Leave out the pictures and reproduce all of the data exactly.

Information shown –
____

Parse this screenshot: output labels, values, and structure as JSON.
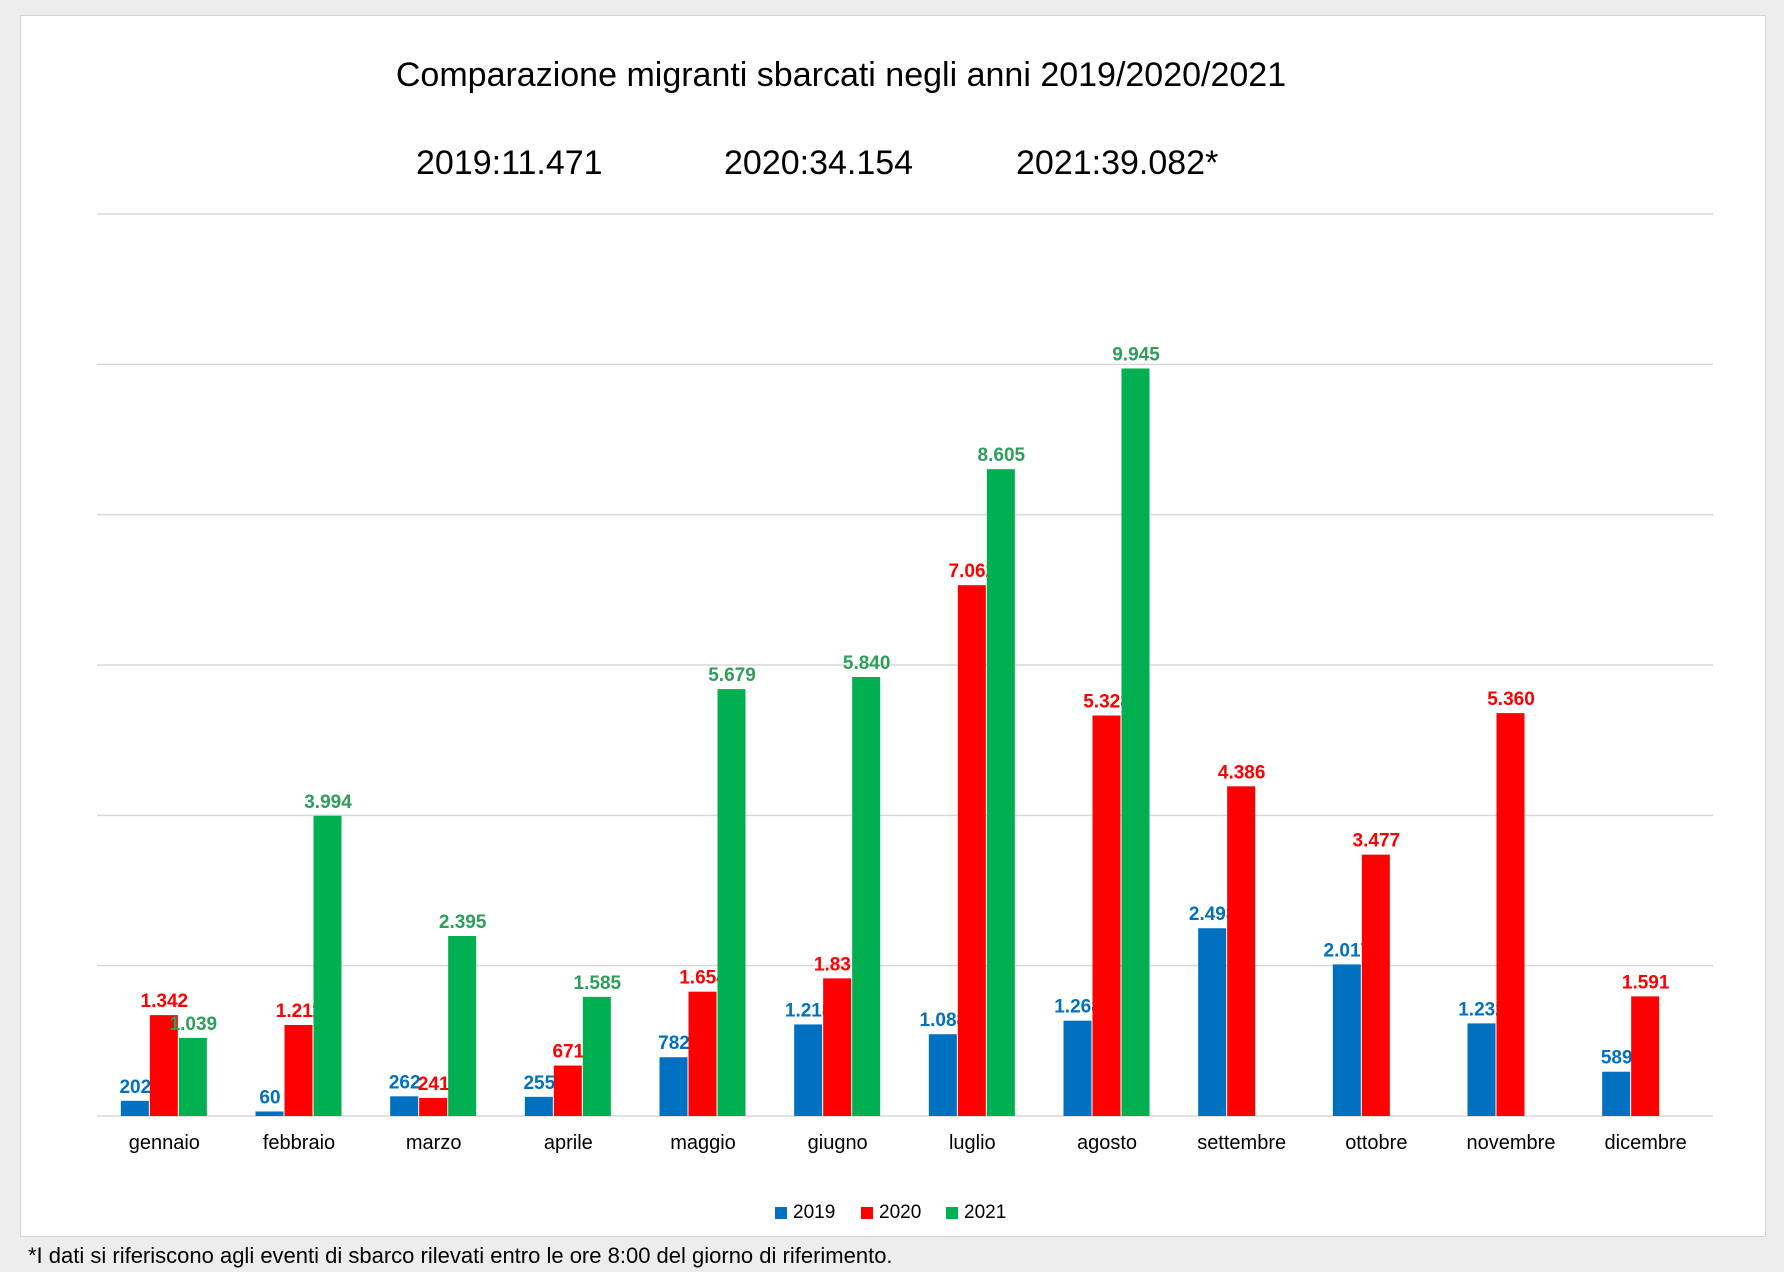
{
  "chart_data": {
    "type": "bar",
    "title": "Comparazione migranti sbarcati negli anni 2019/2020/2021",
    "totals": [
      "2019:11.471",
      "2020:34.154",
      "2021:39.082*"
    ],
    "categories": [
      "gennaio",
      "febbraio",
      "marzo",
      "aprile",
      "maggio",
      "giugno",
      "luglio",
      "agosto",
      "settembre",
      "ottobre",
      "novembre",
      "dicembre"
    ],
    "series": [
      {
        "name": "2019",
        "color": "#0070c0",
        "values": [
          202,
          60,
          262,
          255,
          782,
          1218,
          1088,
          1268,
          2498,
          2017,
          1232,
          589
        ],
        "labels": [
          "202",
          "60",
          "262",
          "255",
          "782",
          "1.218",
          "1.088",
          "1.268",
          "2.498",
          "2.017",
          "1.232",
          "589"
        ]
      },
      {
        "name": "2020",
        "color": "#ff0000",
        "values": [
          1342,
          1211,
          241,
          671,
          1654,
          1831,
          7062,
          5328,
          4386,
          3477,
          5360,
          1591
        ],
        "labels": [
          "1.342",
          "1.211",
          "241",
          "671",
          "1.654",
          "1.831",
          "7.062",
          "5.328",
          "4.386",
          "3.477",
          "5.360",
          "1.591"
        ]
      },
      {
        "name": "2021",
        "color": "#00b050",
        "label_color": "#2e9e5b",
        "values": [
          1039,
          3994,
          2395,
          1585,
          5679,
          5840,
          8605,
          9945,
          null,
          null,
          null,
          null
        ],
        "labels": [
          "1.039",
          "3.994",
          "2.395",
          "1.585",
          "5.679",
          "5.840",
          "8.605",
          "9.945",
          "",
          "",
          "",
          ""
        ]
      }
    ],
    "ylim": [
      0,
      12000
    ],
    "grid": true,
    "legend": "bottom",
    "footnote": "*I dati si riferiscono agli eventi di sbarco rilevati entro le ore 8:00 del giorno di riferimento."
  }
}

____

Problem solution –
Parse this screenshot: output labels, values, and structure as JSON.
{
  "chart_data": {
    "type": "bar",
    "title": "Comparazione migranti sbarcati negli anni 2019/2020/2021",
    "totals": [
      "2019:11.471",
      "2020:34.154",
      "2021:39.082*"
    ],
    "categories": [
      "gennaio",
      "febbraio",
      "marzo",
      "aprile",
      "maggio",
      "giugno",
      "luglio",
      "agosto",
      "settembre",
      "ottobre",
      "novembre",
      "dicembre"
    ],
    "series": [
      {
        "name": "2019",
        "color": "#0070c0",
        "values": [
          202,
          60,
          262,
          255,
          782,
          1218,
          1088,
          1268,
          2498,
          2017,
          1232,
          589
        ],
        "labels": [
          "202",
          "60",
          "262",
          "255",
          "782",
          "1.218",
          "1.088",
          "1.268",
          "2.498",
          "2.017",
          "1.232",
          "589"
        ]
      },
      {
        "name": "2020",
        "color": "#ff0000",
        "values": [
          1342,
          1211,
          241,
          671,
          1654,
          1831,
          7062,
          5328,
          4386,
          3477,
          5360,
          1591
        ],
        "labels": [
          "1.342",
          "1.211",
          "241",
          "671",
          "1.654",
          "1.831",
          "7.062",
          "5.328",
          "4.386",
          "3.477",
          "5.360",
          "1.591"
        ]
      },
      {
        "name": "2021",
        "color": "#00b050",
        "label_color": "#2e9e5b",
        "values": [
          1039,
          3994,
          2395,
          1585,
          5679,
          5840,
          8605,
          9945,
          null,
          null,
          null,
          null
        ],
        "labels": [
          "1.039",
          "3.994",
          "2.395",
          "1.585",
          "5.679",
          "5.840",
          "8.605",
          "9.945",
          "",
          "",
          "",
          ""
        ]
      }
    ],
    "ylim": [
      0,
      12000
    ],
    "grid": true,
    "legend": "bottom",
    "footnote": "*I dati si riferiscono agli eventi di sbarco rilevati entro le ore 8:00 del giorno di riferimento."
  }
}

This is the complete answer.